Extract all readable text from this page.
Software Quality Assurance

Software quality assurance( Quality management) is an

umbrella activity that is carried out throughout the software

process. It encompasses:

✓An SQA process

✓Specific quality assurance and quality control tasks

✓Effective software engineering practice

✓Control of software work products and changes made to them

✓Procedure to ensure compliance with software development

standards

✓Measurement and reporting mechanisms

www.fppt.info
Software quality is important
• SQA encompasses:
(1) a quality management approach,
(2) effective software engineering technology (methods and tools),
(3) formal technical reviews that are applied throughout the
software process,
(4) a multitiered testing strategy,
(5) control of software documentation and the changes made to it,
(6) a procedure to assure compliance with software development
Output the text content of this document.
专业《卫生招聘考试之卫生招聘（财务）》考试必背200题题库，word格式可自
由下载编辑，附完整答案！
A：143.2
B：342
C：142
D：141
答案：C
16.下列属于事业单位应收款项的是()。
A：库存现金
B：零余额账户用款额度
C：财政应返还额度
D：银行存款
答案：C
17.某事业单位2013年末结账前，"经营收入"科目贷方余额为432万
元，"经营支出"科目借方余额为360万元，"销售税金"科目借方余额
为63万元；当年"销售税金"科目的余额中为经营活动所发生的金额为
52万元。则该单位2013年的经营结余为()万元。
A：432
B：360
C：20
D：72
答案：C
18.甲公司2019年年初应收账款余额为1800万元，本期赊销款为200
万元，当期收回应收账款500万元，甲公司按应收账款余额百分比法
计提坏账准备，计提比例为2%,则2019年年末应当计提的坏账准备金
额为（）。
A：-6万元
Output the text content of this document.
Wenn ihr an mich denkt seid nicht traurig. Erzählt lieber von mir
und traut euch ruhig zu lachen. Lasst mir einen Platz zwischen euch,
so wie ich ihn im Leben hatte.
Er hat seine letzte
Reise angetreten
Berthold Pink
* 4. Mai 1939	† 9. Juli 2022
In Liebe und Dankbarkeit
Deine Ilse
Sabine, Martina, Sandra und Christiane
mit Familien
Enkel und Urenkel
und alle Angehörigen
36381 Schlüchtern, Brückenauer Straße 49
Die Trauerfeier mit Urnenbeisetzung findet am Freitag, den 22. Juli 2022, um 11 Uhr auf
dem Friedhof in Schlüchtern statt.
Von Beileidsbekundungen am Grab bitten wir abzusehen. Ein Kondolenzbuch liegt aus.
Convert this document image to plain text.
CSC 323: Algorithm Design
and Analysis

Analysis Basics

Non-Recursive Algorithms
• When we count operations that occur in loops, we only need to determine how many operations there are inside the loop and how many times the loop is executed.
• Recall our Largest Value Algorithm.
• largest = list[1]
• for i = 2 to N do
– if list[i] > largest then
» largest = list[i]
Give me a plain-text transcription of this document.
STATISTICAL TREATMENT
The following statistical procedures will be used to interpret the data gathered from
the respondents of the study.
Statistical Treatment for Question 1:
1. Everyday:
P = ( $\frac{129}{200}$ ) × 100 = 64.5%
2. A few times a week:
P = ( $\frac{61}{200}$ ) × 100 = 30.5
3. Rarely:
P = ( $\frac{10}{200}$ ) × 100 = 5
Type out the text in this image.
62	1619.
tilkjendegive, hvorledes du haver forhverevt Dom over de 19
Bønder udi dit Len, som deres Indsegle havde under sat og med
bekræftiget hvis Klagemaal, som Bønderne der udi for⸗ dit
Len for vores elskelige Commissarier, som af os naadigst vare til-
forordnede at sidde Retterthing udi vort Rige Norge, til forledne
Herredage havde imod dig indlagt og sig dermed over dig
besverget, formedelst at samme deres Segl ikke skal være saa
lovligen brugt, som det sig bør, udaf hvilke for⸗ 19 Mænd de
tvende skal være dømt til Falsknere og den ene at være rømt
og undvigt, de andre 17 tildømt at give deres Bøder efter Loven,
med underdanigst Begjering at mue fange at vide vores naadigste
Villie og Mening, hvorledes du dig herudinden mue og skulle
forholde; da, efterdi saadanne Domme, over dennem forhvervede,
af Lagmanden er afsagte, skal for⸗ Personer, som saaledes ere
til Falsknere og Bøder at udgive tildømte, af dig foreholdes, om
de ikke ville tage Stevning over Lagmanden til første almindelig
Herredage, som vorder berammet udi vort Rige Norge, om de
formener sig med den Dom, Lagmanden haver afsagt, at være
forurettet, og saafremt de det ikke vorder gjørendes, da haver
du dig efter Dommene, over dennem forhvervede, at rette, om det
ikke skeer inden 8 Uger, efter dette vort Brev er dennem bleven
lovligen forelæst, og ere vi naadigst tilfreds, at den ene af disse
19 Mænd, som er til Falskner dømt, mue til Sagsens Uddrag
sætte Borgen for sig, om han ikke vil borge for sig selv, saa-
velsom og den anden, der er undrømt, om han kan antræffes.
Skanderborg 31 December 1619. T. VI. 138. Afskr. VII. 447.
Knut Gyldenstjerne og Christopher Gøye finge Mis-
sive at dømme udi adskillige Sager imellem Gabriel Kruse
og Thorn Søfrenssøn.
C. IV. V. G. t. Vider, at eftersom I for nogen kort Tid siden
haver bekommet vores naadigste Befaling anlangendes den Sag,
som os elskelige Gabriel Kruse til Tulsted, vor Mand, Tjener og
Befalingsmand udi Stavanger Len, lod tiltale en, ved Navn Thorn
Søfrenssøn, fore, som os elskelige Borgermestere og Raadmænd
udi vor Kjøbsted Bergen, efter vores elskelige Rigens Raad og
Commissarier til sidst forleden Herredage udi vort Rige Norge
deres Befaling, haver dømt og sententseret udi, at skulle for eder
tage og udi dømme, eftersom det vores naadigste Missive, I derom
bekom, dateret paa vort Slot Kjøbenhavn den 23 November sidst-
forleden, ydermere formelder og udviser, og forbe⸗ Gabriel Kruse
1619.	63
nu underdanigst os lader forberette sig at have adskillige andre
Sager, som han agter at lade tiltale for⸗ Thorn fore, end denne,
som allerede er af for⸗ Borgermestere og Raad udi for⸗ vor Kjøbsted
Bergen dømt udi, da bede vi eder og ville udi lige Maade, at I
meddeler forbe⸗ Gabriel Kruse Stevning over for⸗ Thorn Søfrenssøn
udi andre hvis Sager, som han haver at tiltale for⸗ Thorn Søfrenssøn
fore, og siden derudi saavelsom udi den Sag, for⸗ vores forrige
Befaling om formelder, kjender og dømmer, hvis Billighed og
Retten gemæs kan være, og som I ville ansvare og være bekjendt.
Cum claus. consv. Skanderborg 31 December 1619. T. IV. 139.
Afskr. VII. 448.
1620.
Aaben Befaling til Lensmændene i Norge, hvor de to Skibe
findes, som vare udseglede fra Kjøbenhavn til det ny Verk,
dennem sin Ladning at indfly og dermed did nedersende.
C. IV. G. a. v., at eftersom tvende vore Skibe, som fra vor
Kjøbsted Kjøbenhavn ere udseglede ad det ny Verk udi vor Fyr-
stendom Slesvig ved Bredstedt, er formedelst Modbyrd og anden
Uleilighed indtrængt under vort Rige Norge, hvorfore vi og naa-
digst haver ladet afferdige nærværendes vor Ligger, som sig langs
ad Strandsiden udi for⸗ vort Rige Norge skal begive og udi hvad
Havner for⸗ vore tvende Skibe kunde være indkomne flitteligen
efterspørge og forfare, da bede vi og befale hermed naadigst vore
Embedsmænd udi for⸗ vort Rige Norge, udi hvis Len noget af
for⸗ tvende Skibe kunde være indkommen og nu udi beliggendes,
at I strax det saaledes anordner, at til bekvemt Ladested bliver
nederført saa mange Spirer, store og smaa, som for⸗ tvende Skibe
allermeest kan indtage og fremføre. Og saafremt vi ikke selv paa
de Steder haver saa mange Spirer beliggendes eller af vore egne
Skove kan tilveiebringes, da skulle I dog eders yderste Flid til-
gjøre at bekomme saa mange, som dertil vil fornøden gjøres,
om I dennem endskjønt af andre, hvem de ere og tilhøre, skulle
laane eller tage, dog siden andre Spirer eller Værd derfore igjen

************

SET PROBLEM →
In the records shown above, how many lines include the word "Schlüchtern"? Answer with the number only.

TASK RESPONSE →
2